TASK LIST>
1. Using the SubpopAuditorFitter documentation, answer each question:
(a) What super class does SubpopAuditorFitter inherit from?
(b) What default value does the usage line of clone() give for deep?
(c) Which other AuditorFitter classes are listed under See Also?
2. Set down, word for word, everything in the SubpopAuditorFitter documentation from "Fit the learner" down to "a deep clone.".

| SubpopAuditorFitter {mcboost} | R Documentation |
Static AuditorFitter based on Subpopulations
Description
Used to assess multi-calibration based on a list of
binary valued columns: subpops passed during initialization.
Value
list with items
-
corr: pseudo-correlation between residuals and learner prediction. -
l: the trained learner.
Super class
mcboost::AuditorFitter -> SubpopAuditorFitter
Public fields
subpopslist
List of subpopulation indicators. Initialize a SubpopAuditorFitter
Methods
Public methods
Inherited methods
Method new()
Initializes a SubpopAuditorFitter that
assesses multi-calibration within each group defined
by the subpops'. Names in subpops' must correspond to
columns in the data.
Usage
SubpopAuditorFitter$new(subpops)
Arguments
subpopslist
Specifies a collection of characteristic attributes and the values they take to define subpopulations e.g. list(age = c('20-29','30-39','40+'), nJobs = c(0,1,2,'3+'), ,..).
Method fit()
Fit the learner and compute correlation
Usage
SubpopAuditorFitter$fit(data, resid, mask)
Arguments
datadata.table
Features.residnumeric
Residuals (of same length as data).maskinteger
Mask applied to the data. Only used forSubgroupAuditorFitter.
Method clone()
The objects of this class are cloneable with this method.
Usage
SubpopAuditorFitter$clone(deep = FALSE)
Arguments
deepWhether to make a deep clone.
See Also
Other AuditorFitter:
CVLearnerAuditorFitter,
LearnerAuditorFitter,
SubgroupAuditorFitter
Examples
library("data.table")
data = data.table(
"AGE_NA" = c(0, 0, 0, 0, 0),
"AGE_0_10" = c(1, 1, 0, 0, 0),
"AGE_11_20" = c(0, 0, 1, 0, 0),
"AGE_21_31" = c(0, 0, 0, 1, 1),
"X1" = runif(5),
"X2" = runif(5)
)
label = c(1,0,0,1,1)
pops = list("AGE_NA", "AGE_0_10", "AGE_11_20", "AGE_21_31", function(x) {x[["X1" > 0.5]]})
sf = SubpopAuditorFitter$new(subpops = pops)
sf$fit(data, label - 0.5)

[Bounding box prediction data]

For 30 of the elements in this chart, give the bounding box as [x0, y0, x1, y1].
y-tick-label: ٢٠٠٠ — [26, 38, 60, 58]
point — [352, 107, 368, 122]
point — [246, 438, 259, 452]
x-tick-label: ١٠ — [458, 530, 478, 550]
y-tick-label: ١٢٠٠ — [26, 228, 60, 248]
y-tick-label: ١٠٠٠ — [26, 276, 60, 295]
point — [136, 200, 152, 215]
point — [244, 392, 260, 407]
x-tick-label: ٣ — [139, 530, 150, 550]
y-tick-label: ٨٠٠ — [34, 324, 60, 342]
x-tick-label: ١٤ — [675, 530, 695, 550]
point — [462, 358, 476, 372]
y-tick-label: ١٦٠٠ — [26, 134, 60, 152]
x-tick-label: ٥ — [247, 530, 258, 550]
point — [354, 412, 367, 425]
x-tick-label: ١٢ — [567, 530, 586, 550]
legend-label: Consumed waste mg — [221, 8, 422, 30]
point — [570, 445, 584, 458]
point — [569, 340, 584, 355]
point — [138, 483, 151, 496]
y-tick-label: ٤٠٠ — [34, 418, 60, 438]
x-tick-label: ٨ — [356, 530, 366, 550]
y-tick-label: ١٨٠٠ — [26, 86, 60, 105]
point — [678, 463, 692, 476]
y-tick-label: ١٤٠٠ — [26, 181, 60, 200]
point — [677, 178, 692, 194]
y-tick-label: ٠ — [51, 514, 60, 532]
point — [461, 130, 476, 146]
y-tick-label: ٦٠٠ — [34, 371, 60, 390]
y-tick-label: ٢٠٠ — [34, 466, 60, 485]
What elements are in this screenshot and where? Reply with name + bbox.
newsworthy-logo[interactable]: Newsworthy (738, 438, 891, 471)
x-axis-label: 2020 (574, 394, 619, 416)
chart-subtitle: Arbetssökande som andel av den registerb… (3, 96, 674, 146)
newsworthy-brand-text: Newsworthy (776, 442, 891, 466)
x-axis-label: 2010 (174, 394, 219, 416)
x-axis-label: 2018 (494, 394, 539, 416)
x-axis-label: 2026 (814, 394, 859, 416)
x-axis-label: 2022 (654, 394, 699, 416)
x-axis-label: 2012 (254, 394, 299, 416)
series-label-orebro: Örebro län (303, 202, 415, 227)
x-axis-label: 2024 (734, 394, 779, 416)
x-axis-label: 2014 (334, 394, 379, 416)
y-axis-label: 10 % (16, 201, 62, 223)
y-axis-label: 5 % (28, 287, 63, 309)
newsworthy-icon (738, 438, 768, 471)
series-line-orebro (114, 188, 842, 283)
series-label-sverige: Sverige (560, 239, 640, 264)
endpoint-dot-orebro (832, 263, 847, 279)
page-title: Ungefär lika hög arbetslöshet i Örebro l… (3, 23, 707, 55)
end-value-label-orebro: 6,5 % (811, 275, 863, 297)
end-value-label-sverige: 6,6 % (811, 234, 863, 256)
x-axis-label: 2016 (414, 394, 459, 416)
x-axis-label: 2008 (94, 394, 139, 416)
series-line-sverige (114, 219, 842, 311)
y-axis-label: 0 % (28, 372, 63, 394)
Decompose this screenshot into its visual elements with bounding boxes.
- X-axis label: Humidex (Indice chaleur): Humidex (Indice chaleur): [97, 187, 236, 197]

OUTPUTS BY TASK>
1.
(a) mcboost::AuditorFitter
(b) FALSE
(c) CVLearnerAuditorFitter, LearnerAuditorFitter, and SubgroupAuditorFitter

2.
Fit the learner and compute correlation
Usage
SubpopAuditorFitter$fit(data, resid, mask)
Arguments
datadata.table
Features.residnumeric
Residuals (of same length as data).maskinteger
Mask applied to the data. Only used forSubgroupAuditorFitter.
Method clone()
The objects of this class are cloneable with this method.
Usage
SubpopAuditorFitter$clone(deep = FALSE)
Arguments
deepWhether to make a deep clone.